▸ **A run of records**
START
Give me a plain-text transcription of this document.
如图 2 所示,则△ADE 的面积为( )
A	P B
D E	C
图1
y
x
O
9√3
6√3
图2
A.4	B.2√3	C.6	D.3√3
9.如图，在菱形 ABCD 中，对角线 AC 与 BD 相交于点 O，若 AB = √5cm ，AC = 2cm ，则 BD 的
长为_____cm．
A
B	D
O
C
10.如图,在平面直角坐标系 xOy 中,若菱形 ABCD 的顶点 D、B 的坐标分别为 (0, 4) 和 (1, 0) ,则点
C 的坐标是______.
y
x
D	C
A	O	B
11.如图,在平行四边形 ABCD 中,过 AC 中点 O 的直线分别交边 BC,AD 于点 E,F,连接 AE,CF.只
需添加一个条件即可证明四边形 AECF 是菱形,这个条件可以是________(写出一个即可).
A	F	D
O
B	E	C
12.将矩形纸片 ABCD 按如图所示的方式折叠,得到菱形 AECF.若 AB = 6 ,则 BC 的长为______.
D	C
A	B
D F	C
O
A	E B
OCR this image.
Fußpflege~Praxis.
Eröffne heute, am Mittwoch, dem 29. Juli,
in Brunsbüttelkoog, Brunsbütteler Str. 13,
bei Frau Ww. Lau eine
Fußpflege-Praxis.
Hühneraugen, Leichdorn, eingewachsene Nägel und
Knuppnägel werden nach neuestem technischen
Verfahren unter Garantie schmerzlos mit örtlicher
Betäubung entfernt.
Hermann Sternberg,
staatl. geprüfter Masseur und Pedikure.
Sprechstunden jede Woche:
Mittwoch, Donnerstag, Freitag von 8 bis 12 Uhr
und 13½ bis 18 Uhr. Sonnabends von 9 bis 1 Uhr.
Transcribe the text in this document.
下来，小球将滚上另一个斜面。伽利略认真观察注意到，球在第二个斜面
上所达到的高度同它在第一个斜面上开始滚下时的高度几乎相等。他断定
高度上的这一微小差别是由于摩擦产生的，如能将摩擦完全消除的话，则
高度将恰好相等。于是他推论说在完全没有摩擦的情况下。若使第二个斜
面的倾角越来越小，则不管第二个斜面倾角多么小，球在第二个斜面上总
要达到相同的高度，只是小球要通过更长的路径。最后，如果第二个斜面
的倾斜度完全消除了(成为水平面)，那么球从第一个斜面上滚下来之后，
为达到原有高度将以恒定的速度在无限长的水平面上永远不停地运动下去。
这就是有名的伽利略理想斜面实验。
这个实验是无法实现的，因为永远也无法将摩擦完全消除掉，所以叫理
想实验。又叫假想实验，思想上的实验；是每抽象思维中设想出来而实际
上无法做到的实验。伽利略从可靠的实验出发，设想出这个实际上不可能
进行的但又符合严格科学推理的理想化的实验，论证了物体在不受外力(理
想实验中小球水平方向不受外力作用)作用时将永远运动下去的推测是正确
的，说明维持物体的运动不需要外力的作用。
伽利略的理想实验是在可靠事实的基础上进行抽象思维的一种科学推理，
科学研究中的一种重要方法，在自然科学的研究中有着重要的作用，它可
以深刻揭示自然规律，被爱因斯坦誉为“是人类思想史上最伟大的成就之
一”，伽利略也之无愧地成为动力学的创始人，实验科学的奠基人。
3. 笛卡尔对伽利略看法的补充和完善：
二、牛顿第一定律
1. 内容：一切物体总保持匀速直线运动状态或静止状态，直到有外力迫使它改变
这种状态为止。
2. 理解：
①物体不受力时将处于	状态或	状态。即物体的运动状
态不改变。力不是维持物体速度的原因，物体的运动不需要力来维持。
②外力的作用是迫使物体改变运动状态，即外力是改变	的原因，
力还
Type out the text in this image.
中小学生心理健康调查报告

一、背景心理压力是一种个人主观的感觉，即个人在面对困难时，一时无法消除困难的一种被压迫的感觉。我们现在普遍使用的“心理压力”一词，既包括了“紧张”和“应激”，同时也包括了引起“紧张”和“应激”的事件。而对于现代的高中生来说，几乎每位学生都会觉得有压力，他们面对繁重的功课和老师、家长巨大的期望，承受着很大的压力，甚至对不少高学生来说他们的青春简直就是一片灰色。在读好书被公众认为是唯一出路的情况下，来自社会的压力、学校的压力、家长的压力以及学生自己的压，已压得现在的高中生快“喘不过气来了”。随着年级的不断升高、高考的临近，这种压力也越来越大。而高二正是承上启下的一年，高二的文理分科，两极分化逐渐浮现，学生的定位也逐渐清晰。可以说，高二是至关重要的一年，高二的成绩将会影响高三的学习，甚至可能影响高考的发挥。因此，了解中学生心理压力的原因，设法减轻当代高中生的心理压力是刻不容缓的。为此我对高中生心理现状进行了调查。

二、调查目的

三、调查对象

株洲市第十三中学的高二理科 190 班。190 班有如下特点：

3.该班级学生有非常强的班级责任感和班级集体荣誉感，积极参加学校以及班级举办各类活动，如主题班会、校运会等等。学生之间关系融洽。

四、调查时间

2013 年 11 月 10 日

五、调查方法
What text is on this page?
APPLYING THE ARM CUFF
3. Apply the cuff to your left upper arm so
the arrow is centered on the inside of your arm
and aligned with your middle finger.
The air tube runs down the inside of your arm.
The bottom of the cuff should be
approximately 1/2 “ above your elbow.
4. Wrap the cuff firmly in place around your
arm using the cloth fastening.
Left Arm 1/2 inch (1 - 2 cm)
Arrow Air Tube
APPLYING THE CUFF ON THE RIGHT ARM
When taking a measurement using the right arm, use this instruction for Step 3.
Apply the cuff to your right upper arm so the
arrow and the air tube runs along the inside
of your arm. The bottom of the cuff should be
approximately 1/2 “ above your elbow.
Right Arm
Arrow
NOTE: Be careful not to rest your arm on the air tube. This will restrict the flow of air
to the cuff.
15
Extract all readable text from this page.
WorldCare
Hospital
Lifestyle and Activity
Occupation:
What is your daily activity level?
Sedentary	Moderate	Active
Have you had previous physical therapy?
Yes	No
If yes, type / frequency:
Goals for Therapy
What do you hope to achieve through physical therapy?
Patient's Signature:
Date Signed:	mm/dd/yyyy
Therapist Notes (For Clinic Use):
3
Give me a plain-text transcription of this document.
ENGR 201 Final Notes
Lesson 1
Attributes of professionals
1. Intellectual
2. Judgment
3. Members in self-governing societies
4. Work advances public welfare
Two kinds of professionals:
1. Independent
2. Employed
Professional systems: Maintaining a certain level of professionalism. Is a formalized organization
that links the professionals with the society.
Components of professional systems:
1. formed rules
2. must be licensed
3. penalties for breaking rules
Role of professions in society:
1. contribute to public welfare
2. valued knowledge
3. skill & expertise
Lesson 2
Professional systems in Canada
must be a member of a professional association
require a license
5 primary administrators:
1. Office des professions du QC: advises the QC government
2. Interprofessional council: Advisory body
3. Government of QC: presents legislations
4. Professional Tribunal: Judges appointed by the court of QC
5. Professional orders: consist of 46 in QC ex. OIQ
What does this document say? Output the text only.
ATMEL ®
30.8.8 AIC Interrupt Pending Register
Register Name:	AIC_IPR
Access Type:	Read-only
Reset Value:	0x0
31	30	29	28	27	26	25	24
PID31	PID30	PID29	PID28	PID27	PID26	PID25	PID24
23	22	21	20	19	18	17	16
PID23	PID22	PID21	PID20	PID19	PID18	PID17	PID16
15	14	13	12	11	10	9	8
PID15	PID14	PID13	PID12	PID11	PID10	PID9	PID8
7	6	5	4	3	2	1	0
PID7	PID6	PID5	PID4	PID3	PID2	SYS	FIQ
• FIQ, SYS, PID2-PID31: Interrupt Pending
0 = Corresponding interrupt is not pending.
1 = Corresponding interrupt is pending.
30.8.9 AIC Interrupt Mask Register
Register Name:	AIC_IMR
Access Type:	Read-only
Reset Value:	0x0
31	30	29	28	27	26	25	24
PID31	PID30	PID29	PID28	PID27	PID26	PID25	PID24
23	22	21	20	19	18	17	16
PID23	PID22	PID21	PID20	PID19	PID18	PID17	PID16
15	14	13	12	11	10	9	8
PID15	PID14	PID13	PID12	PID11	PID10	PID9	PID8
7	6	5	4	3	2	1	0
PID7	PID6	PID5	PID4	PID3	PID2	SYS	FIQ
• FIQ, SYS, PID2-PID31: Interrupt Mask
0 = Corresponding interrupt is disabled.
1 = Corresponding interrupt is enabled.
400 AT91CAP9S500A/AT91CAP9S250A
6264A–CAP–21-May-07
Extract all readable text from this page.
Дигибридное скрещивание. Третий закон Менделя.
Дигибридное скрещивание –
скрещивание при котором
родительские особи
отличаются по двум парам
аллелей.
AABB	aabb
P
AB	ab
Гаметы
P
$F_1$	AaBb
END
▸ **Given request**
Copy each line that holds the word "professionals".

▸ **Finished exercise**
Attributes of professionals
Two kinds of professionals:
that links the professionals with the society.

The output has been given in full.